- [Objective]: Give the material once more, word for word, without any images.

- [Dataset]:
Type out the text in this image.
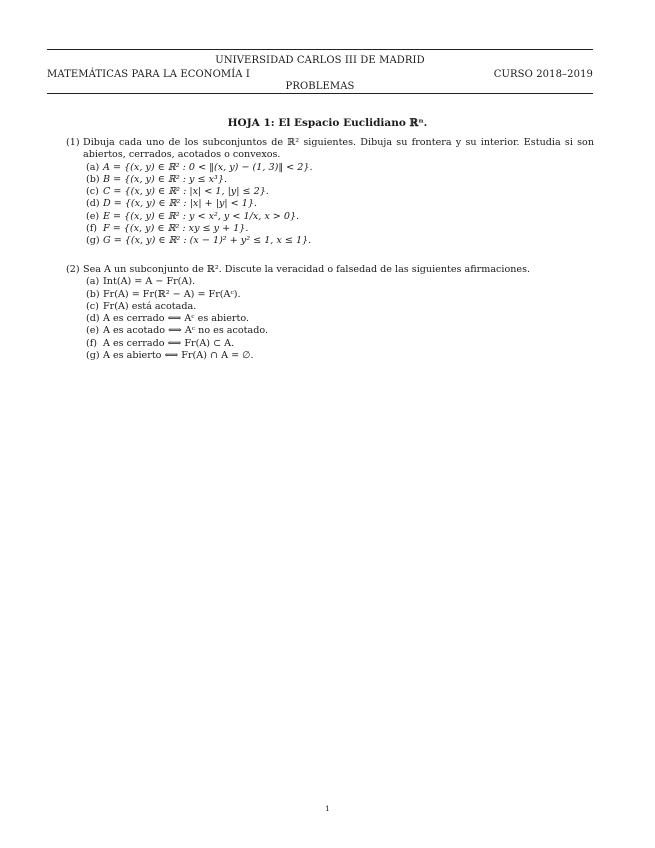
UNIVERSIDAD CARLOS III DE MADRID
MATEMÁTICAS PARA LA ECONOMÍA I	CURSO 2018–2019
PROBLEMAS
HOJA 1: El Espacio Euclidiano ℝⁿ.
(1) Dibuja cada uno de los subconjuntos de ℝ² siguientes. Dibuja su frontera y su interior. Estudia si son abiertos, cerrados, acotados o convexos.
(a) A = {(x, y) ∈ ℝ² : 0 < ‖(x, y) − (1, 3)‖ < 2}.
(b) B = {(x, y) ∈ ℝ² : y ≤ x³}.
(c) C = {(x, y) ∈ ℝ² : |x| < 1, |y| ≤ 2}.
(d) D = {(x, y) ∈ ℝ² : |x| + |y| < 1}.
(e) E = {(x, y) ∈ ℝ² : y < x², y < 1/x, x > 0}.
(f) F = {(x, y) ∈ ℝ² : xy ≤ y + 1}.
(g) G = {(x, y) ∈ ℝ² : (x − 1)² + y² ≤ 1, x ≤ 1}.
(2) Sea A un subconjunto de ℝ². Discute la veracidad o falsedad de las siguientes afirmaciones.
(a) Int(A) = A − Fr(A).
(b) Fr(A) = Fr(ℝ² − A) = Fr(Aᶜ).
(c) Fr(A) está acotada.
(d) A es cerrado ⟺ Aᶜ es abierto.
(e) A es acotado ⟺ Aᶜ no es acotado.
(f) A es cerrado ⟺ Fr(A) ⊂ A.
(g) A es abierto ⟺ Fr(A) ∩ A = ∅.
1
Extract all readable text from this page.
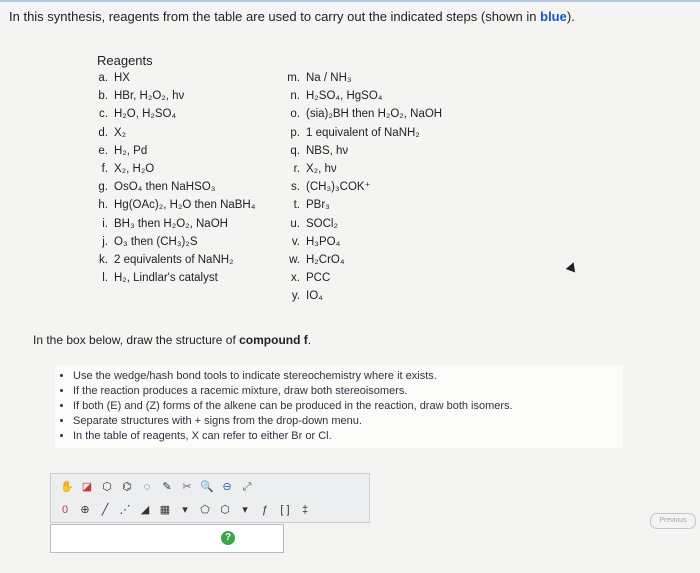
In this synthesis, reagents from the table are used to carry out the indicated steps (shown in blue).
Reagents
a. HX
b. HBr, H₂O₂, hν
c. H₂O, H₂SO₄
d. X₂
e. H₂, Pd
f. X₂, H₂O
g. OsO₄ then NaHSO₃
h. Hg(OAc)₂, H₂O then NaBH₄
i. BH₃ then H₂O₂, NaOH
j. O₃ then (CH₃)₂S
k. 2 equivalents of NaNH₂
l. H₂, Lindlar's catalyst
m. Na / NH₃
n. H₂SO₄, HgSO₄
o. (sia)₂BH then H₂O₂, NaOH
p. 1 equivalent of NaNH₂
q. NBS, hν
r. X₂, hν
s. (CH₃)₃COK⁺
t. PBr₃
u. SOCl₂
v. H₃PO₄
w. H₂CrO₄
x. PCC
y. IO₄
In the box below, draw the structure of compound f.
• Use the wedge/hash bond tools to indicate stereochemistry where it exists.
• If the reaction produces a racemic mixture, draw both stereoisomers.
• If both (E) and (Z) forms of the alkene can be produced in the reaction, draw both isomers.
• Separate structures with + signs from the drop-down menu.
• In the table of reagents, X can refer to either Br or Cl.
✋ ◪ ⬡ ⌬	◌	✎ ✂ 🔍 ⊖ ⤢
0	⊕	╱	⋰ ◢ ▦	▾	⬠ ⬡	▾	ƒ	[ ]	‡
?
Previous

- [Response to the exercise]:
Type out the text in this image.
UNIVERSIDAD CARLOS III DE MADRID
MATEMÁTICAS PARA LA ECONOMÍA I	CURSO 2018–2019
PROBLEMAS
HOJA 1: El Espacio Euclidiano ℝⁿ.
(1) Dibuja cada uno de los subconjuntos de ℝ² siguientes. Dibuja su frontera y su interior. Estudia si son abiertos, cerrados, acotados o convexos.
(a) A = {(x, y) ∈ ℝ² : 0 < ‖(x, y) − (1, 3)‖ < 2}.
(b) B = {(x, y) ∈ ℝ² : y ≤ x³}.
(c) C = {(x, y) ∈ ℝ² : |x| < 1, |y| ≤ 2}.
(d) D = {(x, y) ∈ ℝ² : |x| + |y| < 1}.
(e) E = {(x, y) ∈ ℝ² : y < x², y < 1/x, x > 0}.
(f) F = {(x, y) ∈ ℝ² : xy ≤ y + 1}.
(g) G = {(x, y) ∈ ℝ² : (x − 1)² + y² ≤ 1, x ≤ 1}.
(2) Sea A un subconjunto de ℝ². Discute la veracidad o falsedad de las siguientes afirmaciones.
(a) Int(A) = A − Fr(A).
(b) Fr(A) = Fr(ℝ² − A) = Fr(Aᶜ).
(c) Fr(A) está acotada.
(d) A es cerrado ⟺ Aᶜ es abierto.
(e) A es acotado ⟺ Aᶜ no es acotado.
(f) A es cerrado ⟺ Fr(A) ⊂ A.
(g) A es abierto ⟺ Fr(A) ∩ A = ∅.
1
Extract all readable text from this page.
In this synthesis, reagents from the table are used to carry out the indicated steps (shown in blue).
Reagents
a. HX
b. HBr, H₂O₂, hν
c. H₂O, H₂SO₄
d. X₂
e. H₂, Pd
f. X₂, H₂O
g. OsO₄ then NaHSO₃
h. Hg(OAc)₂, H₂O then NaBH₄
i. BH₃ then H₂O₂, NaOH
j. O₃ then (CH₃)₂S
k. 2 equivalents of NaNH₂
l. H₂, Lindlar's catalyst
m. Na / NH₃
n. H₂SO₄, HgSO₄
o. (sia)₂BH then H₂O₂, NaOH
p. 1 equivalent of NaNH₂
q. NBS, hν
r. X₂, hν
s. (CH₃)₃COK⁺
t. PBr₃
u. SOCl₂
v. H₃PO₄
w. H₂CrO₄
x. PCC
y. IO₄
In the box below, draw the structure of compound f.
• Use the wedge/hash bond tools to indicate stereochemistry where it exists.
• If the reaction produces a racemic mixture, draw both stereoisomers.
• If both (E) and (Z) forms of the alkene can be produced in the reaction, draw both isomers.
• Separate structures with + signs from the drop-down menu.
• In the table of reagents, X can refer to either Br or Cl.
✋ ◪ ⬡ ⌬	◌	✎ ✂ 🔍 ⊖ ⤢
0	⊕	╱	⋰ ◢ ▦	▾	⬠ ⬡	▾	ƒ	[ ]	‡
?
Previous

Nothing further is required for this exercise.